:: SET TASK ::
All entries are to be given again verbatim.

Data listing
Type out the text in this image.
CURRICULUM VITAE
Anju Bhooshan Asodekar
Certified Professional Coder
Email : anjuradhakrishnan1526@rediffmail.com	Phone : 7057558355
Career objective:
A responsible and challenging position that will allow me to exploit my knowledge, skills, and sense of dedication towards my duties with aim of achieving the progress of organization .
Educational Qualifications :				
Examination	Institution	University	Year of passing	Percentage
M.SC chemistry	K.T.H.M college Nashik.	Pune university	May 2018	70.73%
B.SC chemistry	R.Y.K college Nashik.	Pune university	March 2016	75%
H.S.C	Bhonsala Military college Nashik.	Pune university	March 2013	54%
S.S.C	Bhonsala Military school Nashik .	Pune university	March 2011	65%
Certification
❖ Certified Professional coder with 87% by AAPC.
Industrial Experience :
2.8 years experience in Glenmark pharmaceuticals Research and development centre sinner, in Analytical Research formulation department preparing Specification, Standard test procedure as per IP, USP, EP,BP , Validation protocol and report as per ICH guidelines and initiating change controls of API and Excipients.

:: RESULT FOR THIS EXERCISE ::
Type out the text in this image.
CURRICULUM VITAE
Anju Bhooshan Asodekar
Certified Professional Coder
Email : anjuradhakrishnan1526@rediffmail.com	Phone : 7057558355
Career objective:
A responsible and challenging position that will allow me to exploit my knowledge, skills, and sense of dedication towards my duties with aim of achieving the progress of organization .
Educational Qualifications :				
Examination	Institution	University	Year of passing	Percentage
M.SC chemistry	K.T.H.M college Nashik.	Pune university	May 2018	70.73%
B.SC chemistry	R.Y.K college Nashik.	Pune university	March 2016	75%
H.S.C	Bhonsala Military college Nashik.	Pune university	March 2013	54%
S.S.C	Bhonsala Military school Nashik .	Pune university	March 2011	65%
Certification
❖ Certified Professional coder with 87% by AAPC.
Industrial Experience :
2.8 years experience in Glenmark pharmaceuticals Research and development centre sinner, in Analytical Research formulation department preparing Specification, Standard test procedure as per IP, USP, EP,BP , Validation protocol and report as per ICH guidelines and initiating change controls of API and Excipients.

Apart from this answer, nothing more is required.